:: TASK TO CARRY OUT ::
Which lines in the material below contain the word "continued"? Copy each of them.

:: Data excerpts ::
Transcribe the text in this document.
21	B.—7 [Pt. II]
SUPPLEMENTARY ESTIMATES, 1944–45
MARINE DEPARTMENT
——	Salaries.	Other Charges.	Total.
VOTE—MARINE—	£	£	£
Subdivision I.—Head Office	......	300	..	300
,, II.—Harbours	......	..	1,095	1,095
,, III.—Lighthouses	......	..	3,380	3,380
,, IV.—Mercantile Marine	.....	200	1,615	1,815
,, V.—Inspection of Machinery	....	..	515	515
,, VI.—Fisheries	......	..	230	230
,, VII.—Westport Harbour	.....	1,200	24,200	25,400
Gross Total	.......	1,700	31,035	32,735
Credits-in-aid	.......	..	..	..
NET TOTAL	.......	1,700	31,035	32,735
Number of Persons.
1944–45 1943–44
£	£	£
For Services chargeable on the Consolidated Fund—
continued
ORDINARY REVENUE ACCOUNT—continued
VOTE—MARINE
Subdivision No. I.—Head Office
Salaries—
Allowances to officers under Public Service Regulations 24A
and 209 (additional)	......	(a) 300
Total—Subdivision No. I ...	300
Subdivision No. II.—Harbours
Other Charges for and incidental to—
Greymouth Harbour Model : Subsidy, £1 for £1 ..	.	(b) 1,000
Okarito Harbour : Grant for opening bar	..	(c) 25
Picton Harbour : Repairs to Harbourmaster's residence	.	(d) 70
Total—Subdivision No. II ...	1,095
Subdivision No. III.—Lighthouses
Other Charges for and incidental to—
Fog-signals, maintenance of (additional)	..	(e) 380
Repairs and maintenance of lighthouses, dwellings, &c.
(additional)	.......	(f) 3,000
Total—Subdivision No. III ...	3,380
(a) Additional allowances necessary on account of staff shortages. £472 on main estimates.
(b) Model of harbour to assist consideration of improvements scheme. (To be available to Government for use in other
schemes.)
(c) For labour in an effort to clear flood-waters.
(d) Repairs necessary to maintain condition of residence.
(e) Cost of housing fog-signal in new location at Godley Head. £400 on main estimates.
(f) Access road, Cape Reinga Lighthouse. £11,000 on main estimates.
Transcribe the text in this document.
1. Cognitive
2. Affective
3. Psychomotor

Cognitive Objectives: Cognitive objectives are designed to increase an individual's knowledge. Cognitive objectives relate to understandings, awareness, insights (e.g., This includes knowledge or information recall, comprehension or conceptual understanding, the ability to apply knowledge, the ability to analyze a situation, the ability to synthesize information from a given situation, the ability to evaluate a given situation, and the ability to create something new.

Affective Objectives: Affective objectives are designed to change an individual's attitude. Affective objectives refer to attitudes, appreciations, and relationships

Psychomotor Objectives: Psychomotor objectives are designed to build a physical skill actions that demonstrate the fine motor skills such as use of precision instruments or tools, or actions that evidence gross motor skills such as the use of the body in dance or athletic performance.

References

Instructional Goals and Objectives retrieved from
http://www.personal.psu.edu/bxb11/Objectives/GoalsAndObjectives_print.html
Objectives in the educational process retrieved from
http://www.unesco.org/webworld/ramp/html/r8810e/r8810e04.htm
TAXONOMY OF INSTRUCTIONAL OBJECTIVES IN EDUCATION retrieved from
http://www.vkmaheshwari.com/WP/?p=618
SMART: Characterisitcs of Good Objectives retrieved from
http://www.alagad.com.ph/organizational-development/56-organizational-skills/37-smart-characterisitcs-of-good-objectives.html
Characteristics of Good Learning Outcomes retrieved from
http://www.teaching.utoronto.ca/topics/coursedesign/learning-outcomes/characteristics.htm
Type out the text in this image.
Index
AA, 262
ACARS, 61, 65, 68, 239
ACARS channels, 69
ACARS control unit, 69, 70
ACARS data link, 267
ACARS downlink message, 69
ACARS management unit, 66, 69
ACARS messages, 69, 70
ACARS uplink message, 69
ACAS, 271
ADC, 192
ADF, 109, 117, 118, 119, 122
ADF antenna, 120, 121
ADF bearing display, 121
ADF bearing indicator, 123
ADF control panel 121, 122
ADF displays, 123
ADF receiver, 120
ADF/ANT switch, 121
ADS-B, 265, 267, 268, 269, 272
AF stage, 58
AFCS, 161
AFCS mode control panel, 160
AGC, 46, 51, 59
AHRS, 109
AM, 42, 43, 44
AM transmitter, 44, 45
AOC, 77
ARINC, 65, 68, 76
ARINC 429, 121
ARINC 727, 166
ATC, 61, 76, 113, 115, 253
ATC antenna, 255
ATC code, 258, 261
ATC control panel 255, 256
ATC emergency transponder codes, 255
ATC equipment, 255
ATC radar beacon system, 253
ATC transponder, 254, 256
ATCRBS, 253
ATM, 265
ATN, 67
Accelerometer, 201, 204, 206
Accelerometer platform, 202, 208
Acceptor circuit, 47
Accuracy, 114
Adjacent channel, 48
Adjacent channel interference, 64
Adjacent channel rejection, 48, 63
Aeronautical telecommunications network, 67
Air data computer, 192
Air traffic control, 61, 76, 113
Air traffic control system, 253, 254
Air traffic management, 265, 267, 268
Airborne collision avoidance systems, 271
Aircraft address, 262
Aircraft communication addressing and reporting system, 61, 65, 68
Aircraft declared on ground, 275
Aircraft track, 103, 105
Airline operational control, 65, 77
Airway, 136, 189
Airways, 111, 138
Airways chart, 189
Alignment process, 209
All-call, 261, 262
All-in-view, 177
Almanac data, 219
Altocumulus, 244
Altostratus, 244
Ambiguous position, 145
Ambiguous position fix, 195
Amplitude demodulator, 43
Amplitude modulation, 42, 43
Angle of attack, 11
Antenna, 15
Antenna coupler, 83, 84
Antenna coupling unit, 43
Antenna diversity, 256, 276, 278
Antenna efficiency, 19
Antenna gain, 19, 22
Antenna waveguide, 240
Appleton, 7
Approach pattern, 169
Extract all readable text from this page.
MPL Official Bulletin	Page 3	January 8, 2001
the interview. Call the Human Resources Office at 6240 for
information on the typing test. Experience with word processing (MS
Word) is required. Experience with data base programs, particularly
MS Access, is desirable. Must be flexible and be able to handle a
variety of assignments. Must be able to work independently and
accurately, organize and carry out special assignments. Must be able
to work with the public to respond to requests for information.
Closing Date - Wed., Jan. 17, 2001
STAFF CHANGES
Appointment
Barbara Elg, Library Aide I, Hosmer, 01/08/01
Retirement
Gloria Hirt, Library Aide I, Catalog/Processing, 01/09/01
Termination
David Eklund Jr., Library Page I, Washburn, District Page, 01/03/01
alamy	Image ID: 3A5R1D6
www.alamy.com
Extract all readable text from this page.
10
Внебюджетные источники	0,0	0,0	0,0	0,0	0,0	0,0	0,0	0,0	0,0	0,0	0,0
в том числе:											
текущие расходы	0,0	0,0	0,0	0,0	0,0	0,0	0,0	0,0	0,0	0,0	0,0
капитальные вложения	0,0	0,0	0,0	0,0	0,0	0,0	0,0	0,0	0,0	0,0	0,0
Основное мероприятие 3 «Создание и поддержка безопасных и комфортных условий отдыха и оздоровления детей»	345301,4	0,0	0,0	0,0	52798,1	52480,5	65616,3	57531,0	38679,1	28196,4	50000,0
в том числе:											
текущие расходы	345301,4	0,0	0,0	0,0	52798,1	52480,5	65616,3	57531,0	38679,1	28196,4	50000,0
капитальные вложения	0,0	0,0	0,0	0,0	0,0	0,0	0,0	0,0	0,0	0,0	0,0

:: FINISHED EXERCISE ::
continued
ORDINARY REVENUE ACCOUNT—continued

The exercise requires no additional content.